» **Set exercise**
Make an exact transcription of the material, leaving out all images.
================================
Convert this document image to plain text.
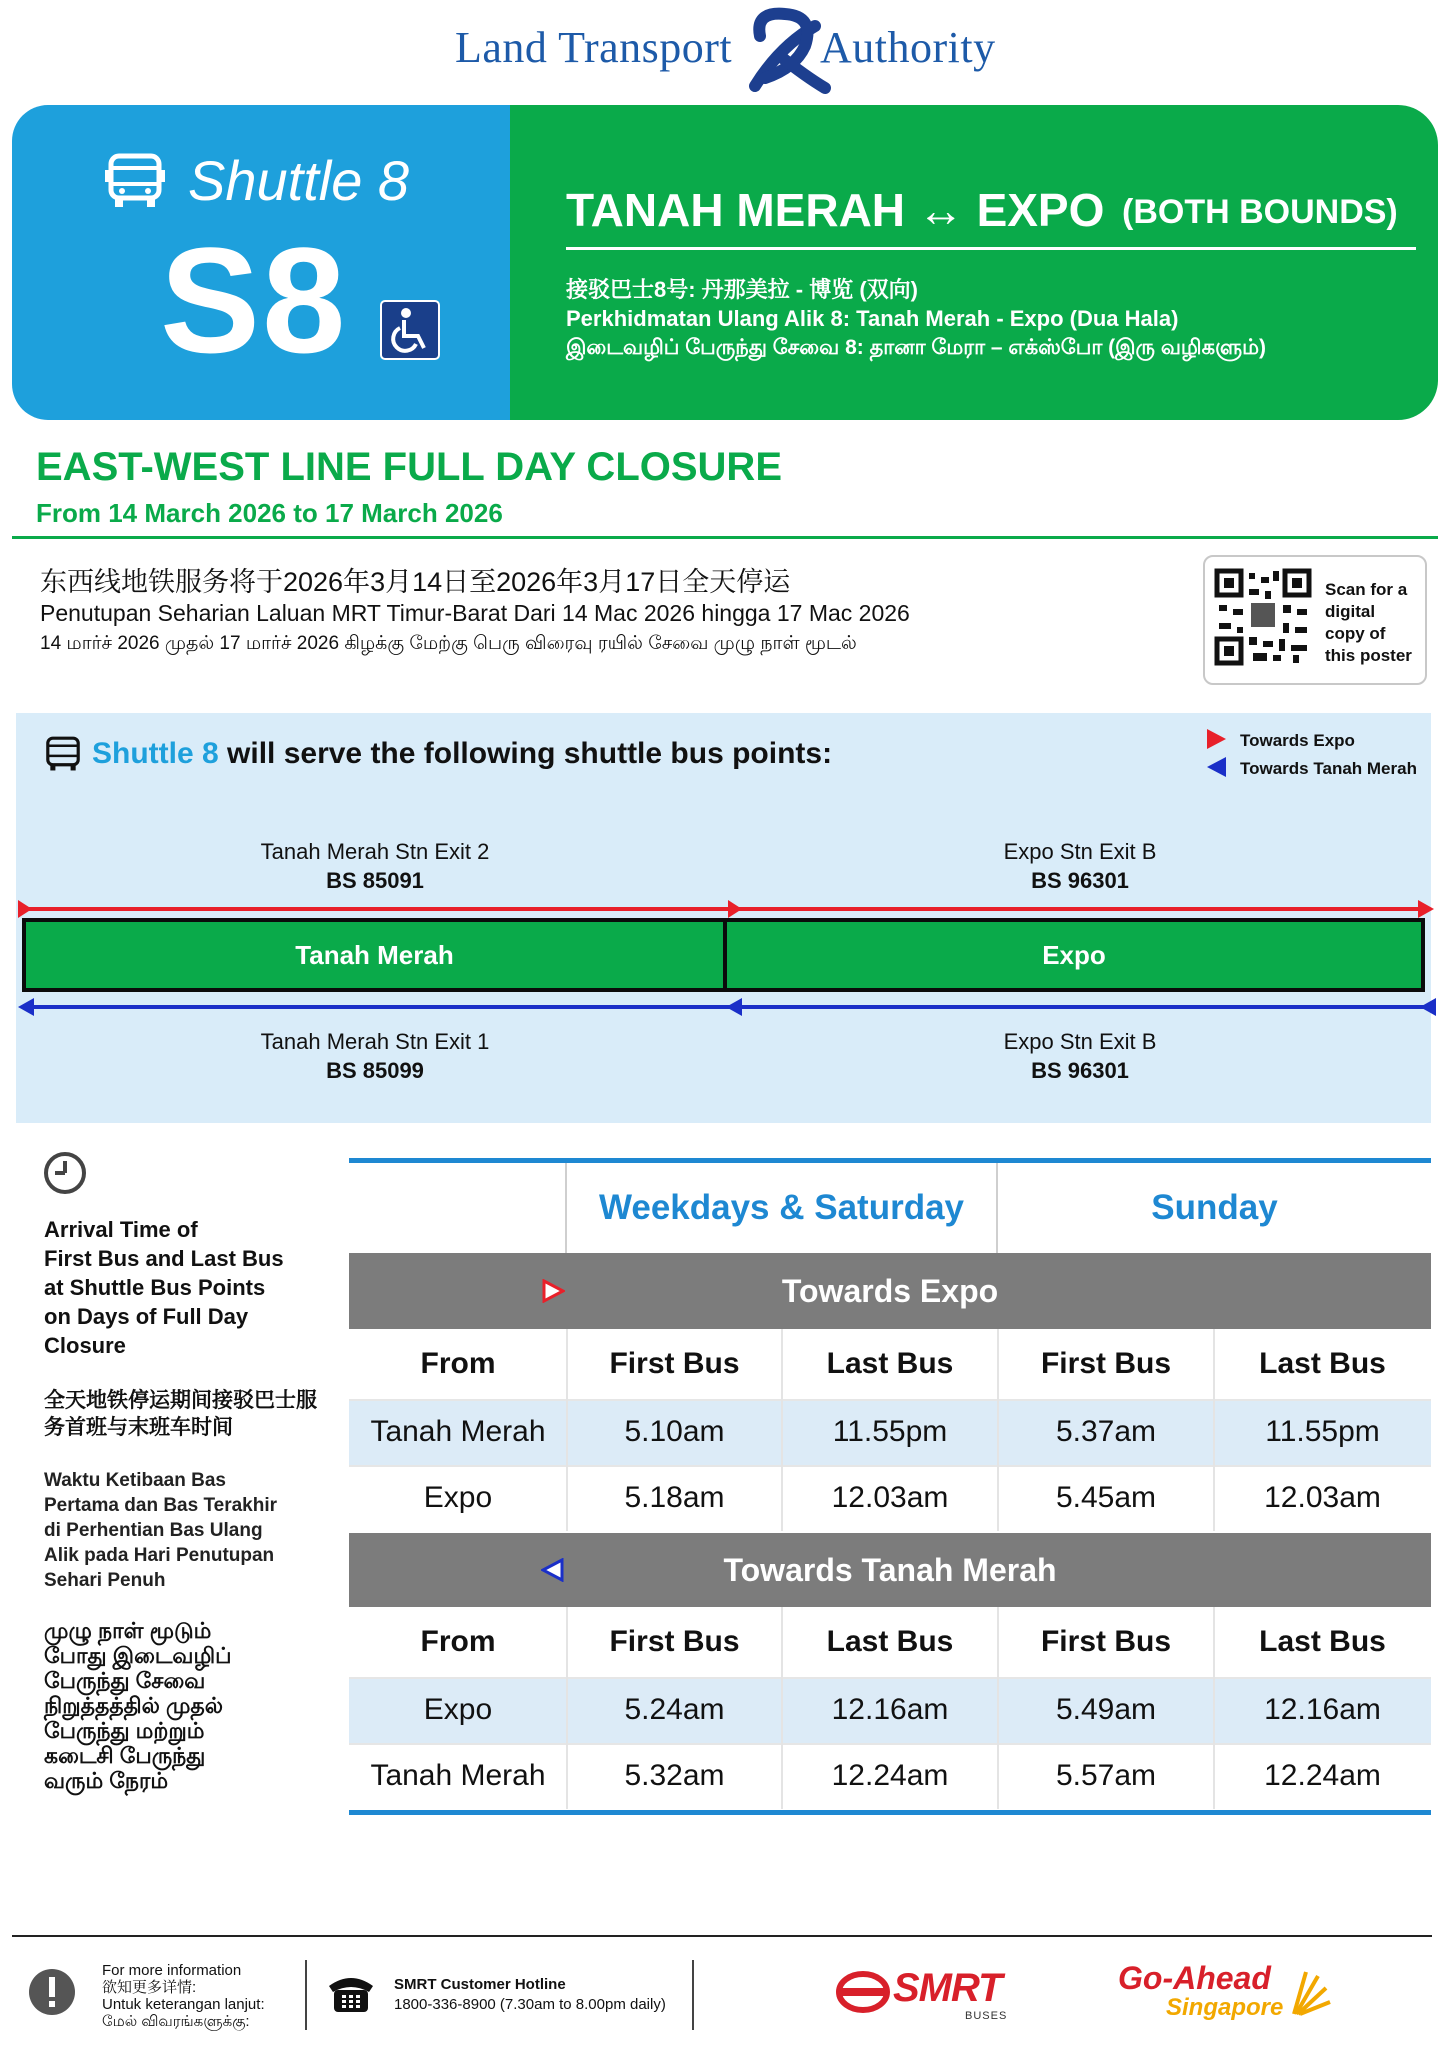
Land Transport Authority
Shuttle 8
S8
TANAH MERAH ↔ EXPO (BOTH BOUNDS)
接驳巴士8号: 丹那美拉 - 博览 (双向)
Perkhidmatan Ulang Alik 8: Tanah Merah - Expo (Dua Hala)
இடைவழிப் பேருந்து சேவை 8: தானா மேரா – எக்ஸ்போ (இரு வழிகளும்)
EAST-WEST LINE FULL DAY CLOSURE
From 14 March 2026 to 17 March 2026
东西线地铁服务将于2026年3月14日至2026年3月17日全天停运
Penutupan Seharian Laluan MRT Timur-Barat Dari 14 Mac 2026 hingga 17 Mac 2026
14 மார்ச் 2026 முதல் 17 மார்ச் 2026 கிழக்கு மேற்கு பெரு விரைவு ரயில் சேவை முழு நாள் மூடல்
Scan for a
digital
copy of
this poster
Shuttle 8 will serve the following shuttle bus points:	Towards Expo
Towards Tanah Merah
Tanah Merah Stn Exit 2
BS 85091
Expo Stn Exit B
BS 96301
Tanah Merah	Expo
Tanah Merah Stn Exit 1
BS 85099
Expo Stn Exit B
BS 96301
Arrival Time of
First Bus and Last Bus
at Shuttle Bus Points
on Days of Full Day
Closure
全天地铁停运期间接驳巴士服
务首班与末班车时间
Waktu Ketibaan Bas
Pertama dan Bas Terakhir
di Perhentian Bas Ulang
Alik pada Hari Penutupan
Sehari Penuh
முழு நாள் மூடும்
போது இடைவழிப்
பேருந்து சேவை
நிறுத்தத்தில் முதல்
பேருந்து மற்றும்
கடைசி பேருந்து
வரும் நேரம்
Weekdays & Saturday	Sunday
Towards Expo
From	First Bus	Last Bus	First Bus	Last Bus
Tanah Merah	5.10am	11.55pm	5.37am	11.55pm
Expo	5.18am	12.03am	5.45am	12.03am
Towards Tanah Merah
From	First Bus	Last Bus	First Bus	Last Bus
Expo	5.24am	12.16am	5.49am	12.16am
Tanah Merah	5.32am	12.24am	5.57am	12.24am
For more information
欲知更多详情:
Untuk keterangan lanjut:
மேல் விவரங்களுக்கு:
SMRT Customer Hotline
1800-336-8900 (7.30am to 8.00pm daily)	SMRT
BUSES
Go-Ahead
Singapore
================================
» **Task output**
Convert this document image to plain text.
Land Transport Authority
Shuttle 8
S8
TANAH MERAH ↔ EXPO (BOTH BOUNDS)
接驳巴士8号: 丹那美拉 - 博览 (双向)
Perkhidmatan Ulang Alik 8: Tanah Merah - Expo (Dua Hala)
இடைவழிப் பேருந்து சேவை 8: தானா மேரா – எக்ஸ்போ (இரு வழிகளும்)
EAST-WEST LINE FULL DAY CLOSURE
From 14 March 2026 to 17 March 2026
东西线地铁服务将于2026年3月14日至2026年3月17日全天停运
Penutupan Seharian Laluan MRT Timur-Barat Dari 14 Mac 2026 hingga 17 Mac 2026
14 மார்ச் 2026 முதல் 17 மார்ச் 2026 கிழக்கு மேற்கு பெரு விரைவு ரயில் சேவை முழு நாள் மூடல்
Scan for a
digital
copy of
this poster
Shuttle 8 will serve the following shuttle bus points:	Towards Expo
Towards Tanah Merah
Tanah Merah Stn Exit 2
BS 85091
Expo Stn Exit B
BS 96301
Tanah Merah	Expo
Tanah Merah Stn Exit 1
BS 85099
Expo Stn Exit B
BS 96301
Arrival Time of
First Bus and Last Bus
at Shuttle Bus Points
on Days of Full Day
Closure
全天地铁停运期间接驳巴士服
务首班与末班车时间
Waktu Ketibaan Bas
Pertama dan Bas Terakhir
di Perhentian Bas Ulang
Alik pada Hari Penutupan
Sehari Penuh
முழு நாள் மூடும்
போது இடைவழிப்
பேருந்து சேவை
நிறுத்தத்தில் முதல்
பேருந்து மற்றும்
கடைசி பேருந்து
வரும் நேரம்
Weekdays & Saturday	Sunday
Towards Expo
From	First Bus	Last Bus	First Bus	Last Bus
Tanah Merah	5.10am	11.55pm	5.37am	11.55pm
Expo	5.18am	12.03am	5.45am	12.03am
Towards Tanah Merah
From	First Bus	Last Bus	First Bus	Last Bus
Expo	5.24am	12.16am	5.49am	12.16am
Tanah Merah	5.32am	12.24am	5.57am	12.24am
For more information
欲知更多详情:
Untuk keterangan lanjut:
மேல் விவரங்களுக்கு:
SMRT Customer Hotline
1800-336-8900 (7.30am to 8.00pm daily)	SMRT
BUSES
Go-Ahead
Singapore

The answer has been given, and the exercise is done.